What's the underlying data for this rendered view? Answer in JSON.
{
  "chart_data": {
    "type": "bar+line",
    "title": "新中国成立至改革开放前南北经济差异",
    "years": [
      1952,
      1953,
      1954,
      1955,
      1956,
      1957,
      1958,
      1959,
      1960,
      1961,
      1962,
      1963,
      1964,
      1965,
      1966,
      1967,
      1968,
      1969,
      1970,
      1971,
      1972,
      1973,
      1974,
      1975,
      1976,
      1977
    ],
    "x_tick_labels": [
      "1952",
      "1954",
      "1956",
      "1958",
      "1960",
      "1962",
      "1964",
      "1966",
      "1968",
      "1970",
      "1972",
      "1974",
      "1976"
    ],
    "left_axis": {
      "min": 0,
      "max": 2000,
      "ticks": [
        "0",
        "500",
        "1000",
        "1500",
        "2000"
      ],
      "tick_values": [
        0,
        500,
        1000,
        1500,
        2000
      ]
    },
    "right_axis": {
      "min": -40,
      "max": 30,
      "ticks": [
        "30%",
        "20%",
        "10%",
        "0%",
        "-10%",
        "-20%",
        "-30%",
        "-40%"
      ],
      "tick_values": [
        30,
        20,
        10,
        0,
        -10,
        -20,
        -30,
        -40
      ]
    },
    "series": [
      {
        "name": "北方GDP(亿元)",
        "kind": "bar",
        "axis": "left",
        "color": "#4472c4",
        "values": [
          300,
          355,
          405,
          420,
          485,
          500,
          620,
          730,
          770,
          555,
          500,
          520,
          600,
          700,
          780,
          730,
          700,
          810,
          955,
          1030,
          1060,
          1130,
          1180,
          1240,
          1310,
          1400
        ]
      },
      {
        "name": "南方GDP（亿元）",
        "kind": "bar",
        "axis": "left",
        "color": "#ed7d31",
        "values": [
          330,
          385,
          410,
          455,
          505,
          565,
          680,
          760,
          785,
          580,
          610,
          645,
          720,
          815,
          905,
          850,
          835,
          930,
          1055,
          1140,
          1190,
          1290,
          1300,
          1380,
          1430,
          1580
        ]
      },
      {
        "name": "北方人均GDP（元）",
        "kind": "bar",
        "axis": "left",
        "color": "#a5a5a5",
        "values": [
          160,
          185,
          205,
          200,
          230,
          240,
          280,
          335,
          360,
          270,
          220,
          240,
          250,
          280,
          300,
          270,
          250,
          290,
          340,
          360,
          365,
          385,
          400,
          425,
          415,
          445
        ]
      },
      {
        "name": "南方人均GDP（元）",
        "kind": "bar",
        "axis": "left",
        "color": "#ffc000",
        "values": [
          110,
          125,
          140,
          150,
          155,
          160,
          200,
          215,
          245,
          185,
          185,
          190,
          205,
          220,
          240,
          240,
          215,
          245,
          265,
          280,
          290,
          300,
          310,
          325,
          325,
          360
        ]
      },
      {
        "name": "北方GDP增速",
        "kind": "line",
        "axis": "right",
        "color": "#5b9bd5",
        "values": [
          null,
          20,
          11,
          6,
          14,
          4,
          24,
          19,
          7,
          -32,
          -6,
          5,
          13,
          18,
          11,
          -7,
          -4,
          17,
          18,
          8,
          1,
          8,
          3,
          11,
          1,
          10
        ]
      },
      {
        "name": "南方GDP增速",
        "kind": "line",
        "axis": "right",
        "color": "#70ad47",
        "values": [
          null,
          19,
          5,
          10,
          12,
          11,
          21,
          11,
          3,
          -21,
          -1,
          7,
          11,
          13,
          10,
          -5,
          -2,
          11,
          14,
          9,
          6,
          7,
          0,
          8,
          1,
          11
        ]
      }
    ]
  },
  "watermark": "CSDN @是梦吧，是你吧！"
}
════════════════════
Task to complete:
Transcribe every entry exactly.

Correct result:
What's the underlying data for this rendered view? Answer in JSON.
{
  "chart_data": {
    "type": "bar+line",
    "title": "新中国成立至改革开放前南北经济差异",
    "years": [
      1952,
      1953,
      1954,
      1955,
      1956,
      1957,
      1958,
      1959,
      1960,
      1961,
      1962,
      1963,
      1964,
      1965,
      1966,
      1967,
      1968,
      1969,
      1970,
      1971,
      1972,
      1973,
      1974,
      1975,
      1976,
      1977
    ],
    "x_tick_labels": [
      "1952",
      "1954",
      "1956",
      "1958",
      "1960",
      "1962",
      "1964",
      "1966",
      "1968",
      "1970",
      "1972",
      "1974",
      "1976"
    ],
    "left_axis": {
      "min": 0,
      "max": 2000,
      "ticks": [
        "0",
        "500",
        "1000",
        "1500",
        "2000"
      ],
      "tick_values": [
        0,
        500,
        1000,
        1500,
        2000
      ]
    },
    "right_axis": {
      "min": -40,
      "max": 30,
      "ticks": [
        "30%",
        "20%",
        "10%",
        "0%",
        "-10%",
        "-20%",
        "-30%",
        "-40%"
      ],
      "tick_values": [
        30,
        20,
        10,
        0,
        -10,
        -20,
        -30,
        -40
      ]
    },
    "series": [
      {
        "name": "北方GDP(亿元)",
        "kind": "bar",
        "axis": "left",
        "color": "#4472c4",
        "values": [
          300,
          355,
          405,
          420,
          485,
          500,
          620,
          730,
          770,
          555,
          500,
          520,
          600,
          700,
          780,
          730,
          700,
          810,
          955,
          1030,
          1060,
          1130,
          1180,
          1240,
          1310,
          1400
        ]
      },
      {
        "name": "南方GDP（亿元）",
        "kind": "bar",
        "axis": "left",
        "color": "#ed7d31",
        "values": [
          330,
          385,
          410,
          455,
          505,
          565,
          680,
          760,
          785,
          580,
          610,
          645,
          720,
          815,
          905,
          850,
          835,
          930,
          1055,
          1140,
          1190,
          1290,
          1300,
          1380,
          1430,
          1580
        ]
      },
      {
        "name": "北方人均GDP（元）",
        "kind": "bar",
        "axis": "left",
        "color": "#a5a5a5",
        "values": [
          160,
          185,
          205,
          200,
          230,
          240,
          280,
          335,
          360,
          270,
          220,
          240,
          250,
          280,
          300,
          270,
          250,
          290,
          340,
          360,
          365,
          385,
          400,
          425,
          415,
          445
        ]
      },
      {
        "name": "南方人均GDP（元）",
        "kind": "bar",
        "axis": "left",
        "color": "#ffc000",
        "values": [
          110,
          125,
          140,
          150,
          155,
          160,
          200,
          215,
          245,
          185,
          185,
          190,
          205,
          220,
          240,
          240,
          215,
          245,
          265,
          280,
          290,
          300,
          310,
          325,
          325,
          360
        ]
      },
      {
        "name": "北方GDP增速",
        "kind": "line",
        "axis": "right",
        "color": "#5b9bd5",
        "values": [
          null,
          20,
          11,
          6,
          14,
          4,
          24,
          19,
          7,
          -32,
          -6,
          5,
          13,
          18,
          11,
          -7,
          -4,
          17,
          18,
          8,
          1,
          8,
          3,
          11,
          1,
          10
        ]
      },
      {
        "name": "南方GDP增速",
        "kind": "line",
        "axis": "right",
        "color": "#70ad47",
        "values": [
          null,
          19,
          5,
          10,
          12,
          11,
          21,
          11,
          3,
          -21,
          -1,
          7,
          11,
          13,
          10,
          -5,
          -2,
          11,
          14,
          9,
          6,
          7,
          0,
          8,
          1,
          11
        ]
      }
    ]
  },
  "watermark": "CSDN @是梦吧，是你吧！"
}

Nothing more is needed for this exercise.